SOURCE EXCERPT:
Wind Turbines and Parks

By Paul Gipe

In response to an announcement about a hike among wind turbines in California’s Tehachapi Pass a question was raised about the use of wind turbines in or around parks or other public use areas. The following is a listing of those parks or sites that come quickly to mind. It is not meant to be comprehensive. If anyone knows of additional sites please post them to Paul Gipe and we’ll add the sites to the list as time permits.

The first part of this list are parks or public use areas where the wind turbines have been added for utilitarian reasons or to increase public awareness of renewable energy.

Pennsylvania

There was a 4 kW Enertech installed at Presque Isle State Park in Erie Pennsylvania in the early 1980s. The turbine was inoperative for many years. On September 17, 2004 a new Bergey Excel on a 120-foot tower was set into operation to replace the old Enertech. For more information see http://www.dep.state.pa.us/newsletter/default.asp?NewsletterArticleID=9295&SubjectID or http://www.ncenergysystems.com/presqueisleproject.htm.

There is a 1 kW Bergey at an Audubon Society preserve near Pittsburgh. Bill Hopwood reports that it has since been joined by a 1.5 kW PV array (utility connected) that he installed about 4 years ago. To his knowledge, the Audubon installations are the first utility connected hybrid systems east of the Mississippi.

Oklahoma

There was a Carter 25 kW turbine at a rest stop (car park or layby) on I-40 between Oklahoma City and Amarillo, Texas. It was operating into the late 1980s but has probably also been removed.

California

There was a 10 kW Windworks turbine installed somewhere near the Golden Gate in San Francisco. It has since been removed.

There is a Jacobs 10 kW at the Poppy Preserve State Park in the Antelope Valley (near Tehachapi). It is still in service and it still generates comment.

There was a Bergey installed in the last few years at a state park somewhere in the San Francisco Bay delta.

There is or was an Enertech E44 40 kW on Angel Island, a state park within San Francisco Bay. The turbine has been inoperative for some time Ron Nierenberg reports that it was installed on the southernmost tip of the island, closest to the city and farthest from where the ferry dock. Ron says the state park rangers told him they had no money in their budget to fix it. The windmill is easily visible from many parts of southern Marin County and the Golden Gate Bridge.

New Mexico

Eric Eggleston reports that there are several Jacobs 17 kW turbines at two New Mexico roadside rest areas. One is at a rest area on I-40 on the Texas-New Mexico border, and there are two others at a rest area between Raton and Clayton on a state highway.

Europe

This list expands dramatically when we shift to Europe. Several examples of wind turbines in public places are mentioned in the book Wind Energy Comes of Age. One that comes to mind is the Lagerwey at the northern sluice on the Afsluitdyk in the Netherlands. You can watch it as you wait for the drawbridge to close.

Denmark

There were two 65 kW Windmatic’s installed at a community soccer field in a small Danish village in Jutland in 1980 but I think they have since been removed.

Wind Turbines and Parks

The second part of this list approaches the question in a different way by examining where wind turbines themselves or in combination with their spectacular locations have been or could be used as parks or places of public assembly.

WHAT YOU NEED TO DO:
List every wind turbine brand named in the article on wind turbines and parks, giving each brand once.

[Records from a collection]

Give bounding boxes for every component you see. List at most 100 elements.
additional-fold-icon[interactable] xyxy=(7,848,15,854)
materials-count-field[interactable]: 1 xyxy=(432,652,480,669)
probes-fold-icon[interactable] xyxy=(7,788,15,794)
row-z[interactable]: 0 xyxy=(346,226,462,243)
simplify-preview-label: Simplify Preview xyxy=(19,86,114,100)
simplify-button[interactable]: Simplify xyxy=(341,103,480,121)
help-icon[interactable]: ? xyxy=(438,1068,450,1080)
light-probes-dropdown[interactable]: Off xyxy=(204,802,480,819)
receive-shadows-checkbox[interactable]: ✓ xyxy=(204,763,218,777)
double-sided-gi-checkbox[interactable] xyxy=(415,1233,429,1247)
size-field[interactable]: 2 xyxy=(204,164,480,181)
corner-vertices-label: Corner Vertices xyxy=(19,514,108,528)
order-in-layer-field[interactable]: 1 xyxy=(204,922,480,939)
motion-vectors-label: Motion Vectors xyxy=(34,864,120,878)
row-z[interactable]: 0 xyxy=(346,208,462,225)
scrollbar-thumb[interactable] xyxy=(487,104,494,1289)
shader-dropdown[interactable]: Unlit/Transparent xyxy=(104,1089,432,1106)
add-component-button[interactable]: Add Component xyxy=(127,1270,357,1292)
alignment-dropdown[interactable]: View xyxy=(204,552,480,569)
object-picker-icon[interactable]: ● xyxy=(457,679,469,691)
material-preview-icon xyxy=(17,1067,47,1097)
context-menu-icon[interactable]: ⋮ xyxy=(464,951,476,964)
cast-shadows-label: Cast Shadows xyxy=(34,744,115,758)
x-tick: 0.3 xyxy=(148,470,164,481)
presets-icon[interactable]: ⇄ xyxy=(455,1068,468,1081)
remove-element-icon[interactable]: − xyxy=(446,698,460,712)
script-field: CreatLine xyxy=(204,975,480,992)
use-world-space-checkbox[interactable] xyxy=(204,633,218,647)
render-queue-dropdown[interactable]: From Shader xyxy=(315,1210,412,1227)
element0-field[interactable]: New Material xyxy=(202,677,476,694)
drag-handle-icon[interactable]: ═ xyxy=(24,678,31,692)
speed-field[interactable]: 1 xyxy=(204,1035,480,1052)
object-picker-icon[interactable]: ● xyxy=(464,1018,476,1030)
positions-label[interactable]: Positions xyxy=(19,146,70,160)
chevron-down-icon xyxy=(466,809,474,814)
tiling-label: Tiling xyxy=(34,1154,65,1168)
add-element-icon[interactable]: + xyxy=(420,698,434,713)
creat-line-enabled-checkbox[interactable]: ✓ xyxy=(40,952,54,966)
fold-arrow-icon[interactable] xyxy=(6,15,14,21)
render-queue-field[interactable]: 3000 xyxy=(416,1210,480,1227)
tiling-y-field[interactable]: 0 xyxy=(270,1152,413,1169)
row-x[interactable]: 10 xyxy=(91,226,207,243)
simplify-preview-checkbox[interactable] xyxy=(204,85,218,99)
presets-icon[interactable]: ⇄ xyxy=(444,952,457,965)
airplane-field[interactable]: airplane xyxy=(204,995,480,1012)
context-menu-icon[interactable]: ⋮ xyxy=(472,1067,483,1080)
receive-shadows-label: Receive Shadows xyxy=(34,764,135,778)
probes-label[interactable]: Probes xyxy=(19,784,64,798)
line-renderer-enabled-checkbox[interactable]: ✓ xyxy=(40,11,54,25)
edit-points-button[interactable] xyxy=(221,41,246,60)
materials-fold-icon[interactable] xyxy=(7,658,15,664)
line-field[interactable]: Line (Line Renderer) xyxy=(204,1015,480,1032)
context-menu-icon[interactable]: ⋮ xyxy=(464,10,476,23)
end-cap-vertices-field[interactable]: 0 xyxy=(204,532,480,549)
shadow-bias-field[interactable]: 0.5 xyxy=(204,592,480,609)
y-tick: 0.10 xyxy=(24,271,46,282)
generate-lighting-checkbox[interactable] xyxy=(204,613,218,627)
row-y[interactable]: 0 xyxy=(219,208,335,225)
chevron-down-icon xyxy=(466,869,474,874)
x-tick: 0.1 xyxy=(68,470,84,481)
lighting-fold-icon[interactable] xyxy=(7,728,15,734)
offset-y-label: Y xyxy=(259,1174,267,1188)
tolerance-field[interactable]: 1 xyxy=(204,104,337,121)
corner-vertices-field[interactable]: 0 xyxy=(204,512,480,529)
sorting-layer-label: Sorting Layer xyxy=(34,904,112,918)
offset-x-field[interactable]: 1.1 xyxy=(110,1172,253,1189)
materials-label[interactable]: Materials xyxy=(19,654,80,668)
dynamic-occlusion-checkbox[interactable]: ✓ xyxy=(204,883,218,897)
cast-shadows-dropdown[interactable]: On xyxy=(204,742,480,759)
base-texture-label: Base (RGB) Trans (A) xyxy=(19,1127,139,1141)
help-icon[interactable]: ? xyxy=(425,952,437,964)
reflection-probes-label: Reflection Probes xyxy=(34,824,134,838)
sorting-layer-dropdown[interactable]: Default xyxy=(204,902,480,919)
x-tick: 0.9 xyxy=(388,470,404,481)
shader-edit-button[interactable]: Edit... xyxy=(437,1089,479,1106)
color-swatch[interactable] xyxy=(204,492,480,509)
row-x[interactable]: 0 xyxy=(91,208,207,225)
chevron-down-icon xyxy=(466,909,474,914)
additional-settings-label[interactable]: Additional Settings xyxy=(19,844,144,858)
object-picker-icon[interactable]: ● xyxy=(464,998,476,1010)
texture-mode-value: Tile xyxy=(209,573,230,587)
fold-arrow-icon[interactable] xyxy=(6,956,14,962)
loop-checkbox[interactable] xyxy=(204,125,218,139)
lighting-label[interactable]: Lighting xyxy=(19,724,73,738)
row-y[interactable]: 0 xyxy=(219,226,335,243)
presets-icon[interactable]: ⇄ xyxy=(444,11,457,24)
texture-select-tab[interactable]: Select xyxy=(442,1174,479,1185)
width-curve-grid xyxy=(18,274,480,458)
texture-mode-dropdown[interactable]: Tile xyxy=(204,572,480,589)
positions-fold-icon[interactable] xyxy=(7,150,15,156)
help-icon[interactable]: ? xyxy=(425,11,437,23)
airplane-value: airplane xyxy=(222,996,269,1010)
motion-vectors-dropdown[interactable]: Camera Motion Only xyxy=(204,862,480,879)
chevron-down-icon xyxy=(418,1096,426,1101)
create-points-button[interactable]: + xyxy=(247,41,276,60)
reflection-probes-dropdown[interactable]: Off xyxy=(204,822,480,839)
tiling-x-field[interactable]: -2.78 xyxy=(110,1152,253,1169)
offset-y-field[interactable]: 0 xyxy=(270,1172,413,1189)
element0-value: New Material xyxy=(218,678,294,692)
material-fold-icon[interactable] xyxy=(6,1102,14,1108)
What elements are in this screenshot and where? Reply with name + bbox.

---

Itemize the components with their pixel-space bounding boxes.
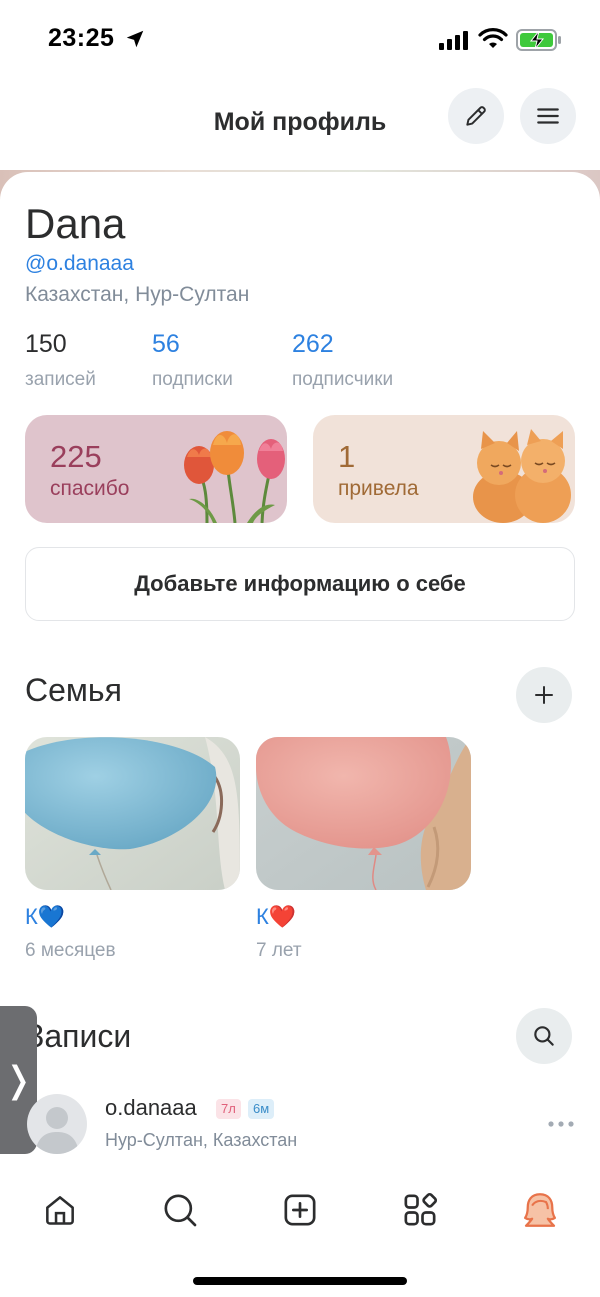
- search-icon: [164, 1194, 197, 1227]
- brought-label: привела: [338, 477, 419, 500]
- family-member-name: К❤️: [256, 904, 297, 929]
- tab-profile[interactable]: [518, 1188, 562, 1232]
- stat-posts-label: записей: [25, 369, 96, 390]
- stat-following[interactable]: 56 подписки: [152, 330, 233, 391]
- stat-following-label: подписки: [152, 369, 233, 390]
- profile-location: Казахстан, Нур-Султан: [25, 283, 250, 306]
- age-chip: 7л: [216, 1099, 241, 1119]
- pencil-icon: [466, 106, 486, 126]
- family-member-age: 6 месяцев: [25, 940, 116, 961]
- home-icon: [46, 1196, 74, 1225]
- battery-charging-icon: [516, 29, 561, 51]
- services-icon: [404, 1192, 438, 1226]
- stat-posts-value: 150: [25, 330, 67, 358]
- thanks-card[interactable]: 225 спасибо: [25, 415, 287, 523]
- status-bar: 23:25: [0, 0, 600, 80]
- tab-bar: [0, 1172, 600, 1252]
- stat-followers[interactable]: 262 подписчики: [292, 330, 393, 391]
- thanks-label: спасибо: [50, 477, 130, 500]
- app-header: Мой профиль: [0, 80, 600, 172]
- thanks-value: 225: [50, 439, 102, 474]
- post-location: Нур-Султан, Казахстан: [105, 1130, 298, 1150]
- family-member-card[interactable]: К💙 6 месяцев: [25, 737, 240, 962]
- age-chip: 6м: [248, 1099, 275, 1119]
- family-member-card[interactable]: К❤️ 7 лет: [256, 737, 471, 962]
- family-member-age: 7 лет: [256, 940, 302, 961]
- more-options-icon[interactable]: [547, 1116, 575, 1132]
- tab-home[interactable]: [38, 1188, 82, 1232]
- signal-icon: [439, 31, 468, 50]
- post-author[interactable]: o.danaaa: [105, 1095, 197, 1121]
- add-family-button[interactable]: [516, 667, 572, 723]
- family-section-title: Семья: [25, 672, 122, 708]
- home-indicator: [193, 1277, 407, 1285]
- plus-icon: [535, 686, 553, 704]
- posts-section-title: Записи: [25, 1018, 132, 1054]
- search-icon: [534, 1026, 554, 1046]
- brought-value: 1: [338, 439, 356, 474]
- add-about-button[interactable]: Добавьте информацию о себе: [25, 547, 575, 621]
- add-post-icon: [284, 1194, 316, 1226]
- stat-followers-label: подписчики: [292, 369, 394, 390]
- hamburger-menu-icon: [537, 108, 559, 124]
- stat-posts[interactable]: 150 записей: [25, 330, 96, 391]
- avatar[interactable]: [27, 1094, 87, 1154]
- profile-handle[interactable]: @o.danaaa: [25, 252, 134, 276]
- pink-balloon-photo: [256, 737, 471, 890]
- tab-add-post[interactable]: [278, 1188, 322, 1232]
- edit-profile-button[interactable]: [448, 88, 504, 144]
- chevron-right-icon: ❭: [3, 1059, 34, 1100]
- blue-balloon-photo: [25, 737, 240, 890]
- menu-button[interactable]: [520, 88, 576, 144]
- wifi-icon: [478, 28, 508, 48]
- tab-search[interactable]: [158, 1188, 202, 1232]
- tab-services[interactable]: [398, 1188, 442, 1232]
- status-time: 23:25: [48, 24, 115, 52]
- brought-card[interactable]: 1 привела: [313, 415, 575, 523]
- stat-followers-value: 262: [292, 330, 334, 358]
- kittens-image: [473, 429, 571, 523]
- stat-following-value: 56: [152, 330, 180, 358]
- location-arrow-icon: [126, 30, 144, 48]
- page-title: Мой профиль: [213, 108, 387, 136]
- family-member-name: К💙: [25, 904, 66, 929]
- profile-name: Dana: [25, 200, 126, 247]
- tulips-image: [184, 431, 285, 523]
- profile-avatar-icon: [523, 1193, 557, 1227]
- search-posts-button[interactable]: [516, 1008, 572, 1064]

EXERCISE RESPONSE:
Enertech, Bergey, Carter, Windworks, Jacobs, Lagerwey, Windmatic